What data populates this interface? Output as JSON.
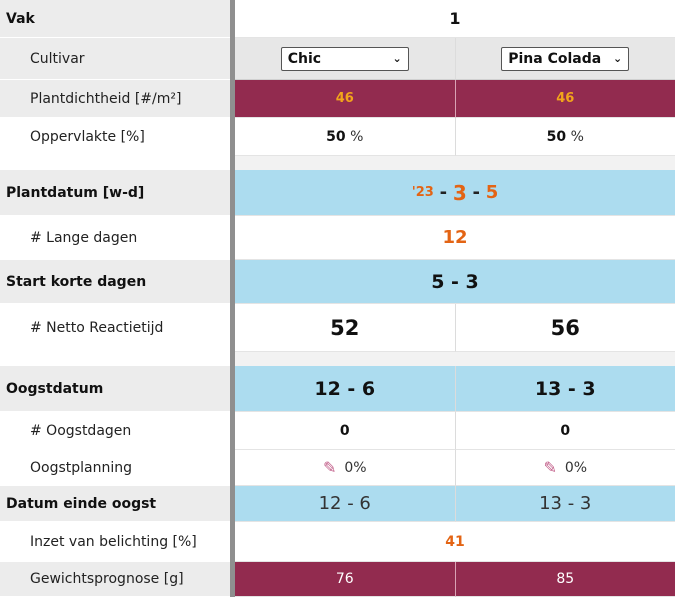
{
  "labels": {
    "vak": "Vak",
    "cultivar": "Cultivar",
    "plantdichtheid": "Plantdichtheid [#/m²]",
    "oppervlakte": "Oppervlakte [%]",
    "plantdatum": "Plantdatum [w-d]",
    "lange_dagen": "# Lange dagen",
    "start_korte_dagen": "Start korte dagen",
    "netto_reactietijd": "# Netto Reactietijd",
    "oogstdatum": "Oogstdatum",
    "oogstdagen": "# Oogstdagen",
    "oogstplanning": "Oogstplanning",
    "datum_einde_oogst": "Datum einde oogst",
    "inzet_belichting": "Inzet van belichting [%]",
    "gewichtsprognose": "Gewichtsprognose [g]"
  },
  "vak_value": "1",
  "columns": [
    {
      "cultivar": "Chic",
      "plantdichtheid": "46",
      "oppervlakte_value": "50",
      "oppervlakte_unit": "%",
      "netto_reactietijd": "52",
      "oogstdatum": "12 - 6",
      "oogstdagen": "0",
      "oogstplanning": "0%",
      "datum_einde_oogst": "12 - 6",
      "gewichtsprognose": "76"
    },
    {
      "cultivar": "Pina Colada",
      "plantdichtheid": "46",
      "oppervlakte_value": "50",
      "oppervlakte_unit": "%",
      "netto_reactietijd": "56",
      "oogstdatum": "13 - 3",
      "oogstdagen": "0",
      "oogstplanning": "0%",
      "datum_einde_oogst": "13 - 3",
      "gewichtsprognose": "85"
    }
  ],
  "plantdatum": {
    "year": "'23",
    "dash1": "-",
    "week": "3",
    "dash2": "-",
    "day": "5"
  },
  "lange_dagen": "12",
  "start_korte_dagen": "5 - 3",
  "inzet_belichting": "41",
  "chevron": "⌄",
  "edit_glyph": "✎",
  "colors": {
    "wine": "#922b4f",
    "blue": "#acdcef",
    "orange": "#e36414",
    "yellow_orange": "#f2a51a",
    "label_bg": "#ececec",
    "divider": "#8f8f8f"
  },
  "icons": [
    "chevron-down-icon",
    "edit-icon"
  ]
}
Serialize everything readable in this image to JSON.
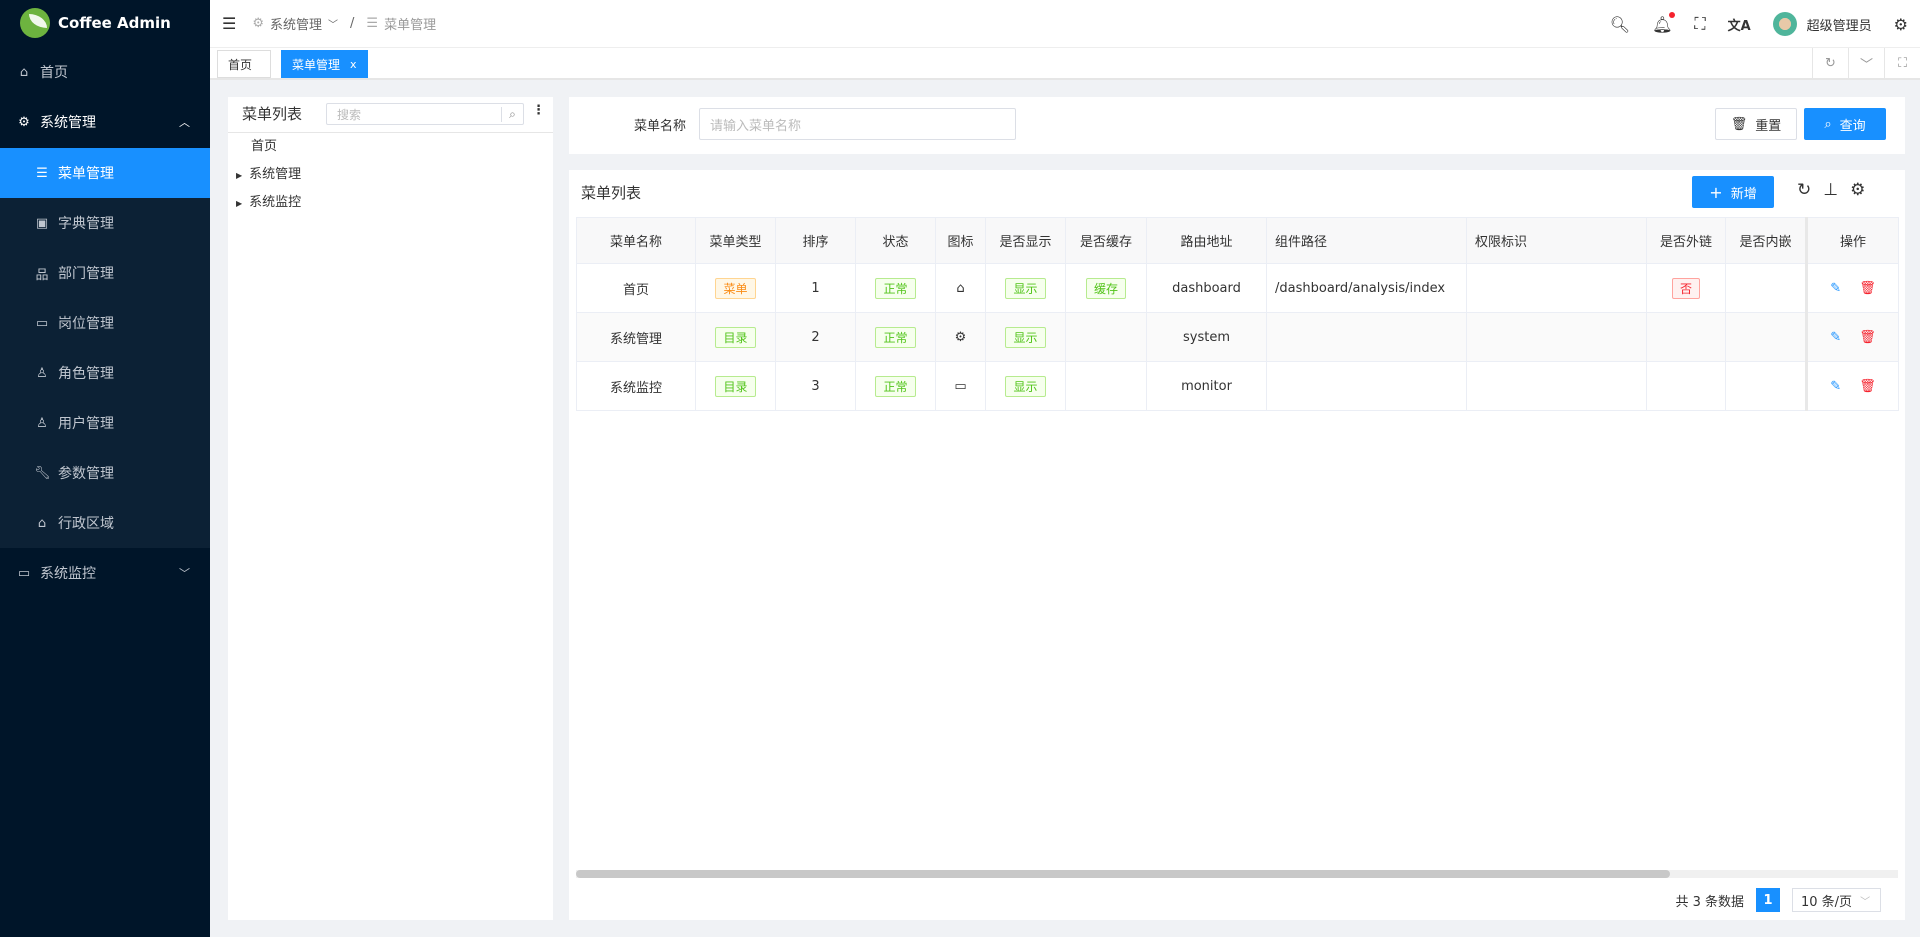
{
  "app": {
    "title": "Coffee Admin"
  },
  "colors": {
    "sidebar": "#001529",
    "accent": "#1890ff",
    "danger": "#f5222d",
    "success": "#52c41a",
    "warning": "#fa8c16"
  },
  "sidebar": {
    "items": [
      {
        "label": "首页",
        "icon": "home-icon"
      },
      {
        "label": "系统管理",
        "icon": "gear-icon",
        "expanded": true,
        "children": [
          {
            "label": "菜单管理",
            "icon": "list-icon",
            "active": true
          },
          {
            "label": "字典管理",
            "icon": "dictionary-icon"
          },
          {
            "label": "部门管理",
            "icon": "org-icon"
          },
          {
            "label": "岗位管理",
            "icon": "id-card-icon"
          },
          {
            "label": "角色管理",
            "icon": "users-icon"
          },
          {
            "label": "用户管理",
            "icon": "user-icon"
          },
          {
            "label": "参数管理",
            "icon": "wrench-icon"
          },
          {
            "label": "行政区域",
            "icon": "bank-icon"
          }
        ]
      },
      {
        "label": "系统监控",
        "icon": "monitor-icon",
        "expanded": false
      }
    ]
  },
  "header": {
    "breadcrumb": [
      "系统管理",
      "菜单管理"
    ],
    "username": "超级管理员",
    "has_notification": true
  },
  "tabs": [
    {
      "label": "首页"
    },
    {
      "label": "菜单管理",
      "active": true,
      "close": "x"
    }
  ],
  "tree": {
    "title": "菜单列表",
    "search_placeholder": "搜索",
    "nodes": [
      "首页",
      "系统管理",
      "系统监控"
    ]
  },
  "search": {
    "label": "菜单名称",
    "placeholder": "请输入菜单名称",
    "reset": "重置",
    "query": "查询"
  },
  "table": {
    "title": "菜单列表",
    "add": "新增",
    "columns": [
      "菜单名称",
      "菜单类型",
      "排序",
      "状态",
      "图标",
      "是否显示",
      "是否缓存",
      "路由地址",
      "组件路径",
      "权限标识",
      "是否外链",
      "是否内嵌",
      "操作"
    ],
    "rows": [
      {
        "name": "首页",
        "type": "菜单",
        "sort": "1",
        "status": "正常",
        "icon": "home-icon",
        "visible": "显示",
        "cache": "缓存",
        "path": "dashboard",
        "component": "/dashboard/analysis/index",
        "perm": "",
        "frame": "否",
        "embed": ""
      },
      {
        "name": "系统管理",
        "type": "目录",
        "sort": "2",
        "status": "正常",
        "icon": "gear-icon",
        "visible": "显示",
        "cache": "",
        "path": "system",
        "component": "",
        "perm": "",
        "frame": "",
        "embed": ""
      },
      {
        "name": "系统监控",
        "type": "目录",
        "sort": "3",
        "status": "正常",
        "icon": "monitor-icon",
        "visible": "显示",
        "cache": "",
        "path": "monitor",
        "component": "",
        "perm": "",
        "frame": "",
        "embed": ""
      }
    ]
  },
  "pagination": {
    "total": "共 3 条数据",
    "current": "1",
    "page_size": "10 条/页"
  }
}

◆ ◆ ◆

**Your instructions**
What comes back should match the records exactly, minus any pictures.

**Correct output**
What data populates this interface? Output as JSON.
{
  "labels": {
    "vak": "Vak",
    "cultivar": "Cultivar",
    "plantdichtheid": "Plantdichtheid [#/m²]",
    "oppervlakte": "Oppervlakte [%]",
    "plantdatum": "Plantdatum [w-d]",
    "lange_dagen": "# Lange dagen",
    "start_korte_dagen": "Start korte dagen",
    "netto_reactietijd": "# Netto Reactietijd",
    "oogstdatum": "Oogstdatum",
    "oogstdagen": "# Oogstdagen",
    "oogstplanning": "Oogstplanning",
    "datum_einde_oogst": "Datum einde oogst",
    "inzet_belichting": "Inzet van belichting [%]",
    "gewichtsprognose": "Gewichtsprognose [g]"
  },
  "vak_value": "1",
  "columns": [
    {
      "cultivar": "Chic",
      "plantdichtheid": "46",
      "oppervlakte_value": "50",
      "oppervlakte_unit": "%",
      "netto_reactietijd": "52",
      "oogstdatum": "12 - 6",
      "oogstdagen": "0",
      "oogstplanning": "0%",
      "datum_einde_oogst": "12 - 6",
      "gewichtsprognose": "76"
    },
    {
      "cultivar": "Pina Colada",
      "plantdichtheid": "46",
      "oppervlakte_value": "50",
      "oppervlakte_unit": "%",
      "netto_reactietijd": "56",
      "oogstdatum": "13 - 3",
      "oogstdagen": "0",
      "oogstplanning": "0%",
      "datum_einde_oogst": "13 - 3",
      "gewichtsprognose": "85"
    }
  ],
  "plantdatum": {
    "year": "'23",
    "dash1": "-",
    "week": "3",
    "dash2": "-",
    "day": "5"
  },
  "lange_dagen": "12",
  "start_korte_dagen": "5 - 3",
  "inzet_belichting": "41",
  "chevron": "⌄",
  "edit_glyph": "✎",
  "colors": {
    "wine": "#922b4f",
    "blue": "#acdcef",
    "orange": "#e36414",
    "yellow_orange": "#f2a51a",
    "label_bg": "#ececec",
    "divider": "#8f8f8f"
  },
  "icons": [
    "chevron-down-icon",
    "edit-icon"
  ]
}
Serialize everything readable in this image to JSON.
{
  "app": {
    "title": "Coffee Admin"
  },
  "colors": {
    "sidebar": "#001529",
    "accent": "#1890ff",
    "danger": "#f5222d",
    "success": "#52c41a",
    "warning": "#fa8c16"
  },
  "sidebar": {
    "items": [
      {
        "label": "首页",
        "icon": "home-icon"
      },
      {
        "label": "系统管理",
        "icon": "gear-icon",
        "expanded": true,
        "children": [
          {
            "label": "菜单管理",
            "icon": "list-icon",
            "active": true
          },
          {
            "label": "字典管理",
            "icon": "dictionary-icon"
          },
          {
            "label": "部门管理",
            "icon": "org-icon"
          },
          {
            "label": "岗位管理",
            "icon": "id-card-icon"
          },
          {
            "label": "角色管理",
            "icon": "users-icon"
          },
          {
            "label": "用户管理",
            "icon": "user-icon"
          },
          {
            "label": "参数管理",
            "icon": "wrench-icon"
          },
          {
            "label": "行政区域",
            "icon": "bank-icon"
          }
        ]
      },
      {
        "label": "系统监控",
        "icon": "monitor-icon",
        "expanded": false
      }
    ]
  },
  "header": {
    "breadcrumb": [
      "系统管理",
      "菜单管理"
    ],
    "username": "超级管理员",
    "has_notification": true
  },
  "tabs": [
    {
      "label": "首页"
    },
    {
      "label": "菜单管理",
      "active": true,
      "close": "x"
    }
  ],
  "tree": {
    "title": "菜单列表",
    "search_placeholder": "搜索",
    "nodes": [
      "首页",
      "系统管理",
      "系统监控"
    ]
  },
  "search": {
    "label": "菜单名称",
    "placeholder": "请输入菜单名称",
    "reset": "重置",
    "query": "查询"
  },
  "table": {
    "title": "菜单列表",
    "add": "新增",
    "columns": [
      "菜单名称",
      "菜单类型",
      "排序",
      "状态",
      "图标",
      "是否显示",
      "是否缓存",
      "路由地址",
      "组件路径",
      "权限标识",
      "是否外链",
      "是否内嵌",
      "操作"
    ],
    "rows": [
      {
        "name": "首页",
        "type": "菜单",
        "sort": "1",
        "status": "正常",
        "icon": "home-icon",
        "visible": "显示",
        "cache": "缓存",
        "path": "dashboard",
        "component": "/dashboard/analysis/index",
        "perm": "",
        "frame": "否",
        "embed": ""
      },
      {
        "name": "系统管理",
        "type": "目录",
        "sort": "2",
        "status": "正常",
        "icon": "gear-icon",
        "visible": "显示",
        "cache": "",
        "path": "system",
        "component": "",
        "perm": "",
        "frame": "",
        "embed": ""
      },
      {
        "name": "系统监控",
        "type": "目录",
        "sort": "3",
        "status": "正常",
        "icon": "monitor-icon",
        "visible": "显示",
        "cache": "",
        "path": "monitor",
        "component": "",
        "perm": "",
        "frame": "",
        "embed": ""
      }
    ]
  },
  "pagination": {
    "total": "共 3 条数据",
    "current": "1",
    "page_size": "10 条/页"
  }
}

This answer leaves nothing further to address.